Write out the full set of records below exactly.
--- Begin ---
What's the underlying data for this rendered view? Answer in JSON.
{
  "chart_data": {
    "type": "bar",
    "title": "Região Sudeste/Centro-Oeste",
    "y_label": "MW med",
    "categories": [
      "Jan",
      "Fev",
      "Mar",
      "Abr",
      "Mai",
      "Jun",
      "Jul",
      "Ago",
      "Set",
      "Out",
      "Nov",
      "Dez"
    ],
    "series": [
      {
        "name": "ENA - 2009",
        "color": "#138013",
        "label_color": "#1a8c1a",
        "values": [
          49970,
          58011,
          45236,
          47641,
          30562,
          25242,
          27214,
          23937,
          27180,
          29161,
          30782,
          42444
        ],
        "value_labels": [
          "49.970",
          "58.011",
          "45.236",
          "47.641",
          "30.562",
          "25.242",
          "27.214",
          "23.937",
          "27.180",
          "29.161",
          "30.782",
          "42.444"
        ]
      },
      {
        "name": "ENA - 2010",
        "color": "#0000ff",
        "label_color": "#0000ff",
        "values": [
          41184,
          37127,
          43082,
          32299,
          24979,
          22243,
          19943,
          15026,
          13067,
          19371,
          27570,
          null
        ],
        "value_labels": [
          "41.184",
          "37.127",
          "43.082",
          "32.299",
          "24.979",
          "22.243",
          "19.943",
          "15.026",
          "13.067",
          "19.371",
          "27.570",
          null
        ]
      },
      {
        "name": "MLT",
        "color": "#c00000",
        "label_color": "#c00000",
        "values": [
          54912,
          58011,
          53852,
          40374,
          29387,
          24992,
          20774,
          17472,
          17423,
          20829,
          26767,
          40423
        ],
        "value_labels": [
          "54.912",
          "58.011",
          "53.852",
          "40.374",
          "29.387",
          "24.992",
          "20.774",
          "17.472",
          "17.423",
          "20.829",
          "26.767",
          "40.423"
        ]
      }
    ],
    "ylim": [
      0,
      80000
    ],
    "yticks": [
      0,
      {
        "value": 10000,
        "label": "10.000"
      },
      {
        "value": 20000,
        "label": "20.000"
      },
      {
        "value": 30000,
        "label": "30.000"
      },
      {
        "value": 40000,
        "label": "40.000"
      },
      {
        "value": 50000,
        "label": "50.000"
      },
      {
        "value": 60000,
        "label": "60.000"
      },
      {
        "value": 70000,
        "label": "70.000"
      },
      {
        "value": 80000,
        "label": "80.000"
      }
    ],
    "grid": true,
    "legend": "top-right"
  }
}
--- End ---
Completed task:
What's the underlying data for this rendered view? Answer in JSON.
{
  "chart_data": {
    "type": "bar",
    "title": "Região Sudeste/Centro-Oeste",
    "y_label": "MW med",
    "categories": [
      "Jan",
      "Fev",
      "Mar",
      "Abr",
      "Mai",
      "Jun",
      "Jul",
      "Ago",
      "Set",
      "Out",
      "Nov",
      "Dez"
    ],
    "series": [
      {
        "name": "ENA - 2009",
        "color": "#138013",
        "label_color": "#1a8c1a",
        "values": [
          49970,
          58011,
          45236,
          47641,
          30562,
          25242,
          27214,
          23937,
          27180,
          29161,
          30782,
          42444
        ],
        "value_labels": [
          "49.970",
          "58.011",
          "45.236",
          "47.641",
          "30.562",
          "25.242",
          "27.214",
          "23.937",
          "27.180",
          "29.161",
          "30.782",
          "42.444"
        ]
      },
      {
        "name": "ENA - 2010",
        "color": "#0000ff",
        "label_color": "#0000ff",
        "values": [
          41184,
          37127,
          43082,
          32299,
          24979,
          22243,
          19943,
          15026,
          13067,
          19371,
          27570,
          null
        ],
        "value_labels": [
          "41.184",
          "37.127",
          "43.082",
          "32.299",
          "24.979",
          "22.243",
          "19.943",
          "15.026",
          "13.067",
          "19.371",
          "27.570",
          null
        ]
      },
      {
        "name": "MLT",
        "color": "#c00000",
        "label_color": "#c00000",
        "values": [
          54912,
          58011,
          53852,
          40374,
          29387,
          24992,
          20774,
          17472,
          17423,
          20829,
          26767,
          40423
        ],
        "value_labels": [
          "54.912",
          "58.011",
          "53.852",
          "40.374",
          "29.387",
          "24.992",
          "20.774",
          "17.472",
          "17.423",
          "20.829",
          "26.767",
          "40.423"
        ]
      }
    ],
    "ylim": [
      0,
      80000
    ],
    "yticks": [
      0,
      {
        "value": 10000,
        "label": "10.000"
      },
      {
        "value": 20000,
        "label": "20.000"
      },
      {
        "value": 30000,
        "label": "30.000"
      },
      {
        "value": 40000,
        "label": "40.000"
      },
      {
        "value": 50000,
        "label": "50.000"
      },
      {
        "value": 60000,
        "label": "60.000"
      },
      {
        "value": 70000,
        "label": "70.000"
      },
      {
        "value": 80000,
        "label": "80.000"
      }
    ],
    "grid": true,
    "legend": "top-right"
  }
}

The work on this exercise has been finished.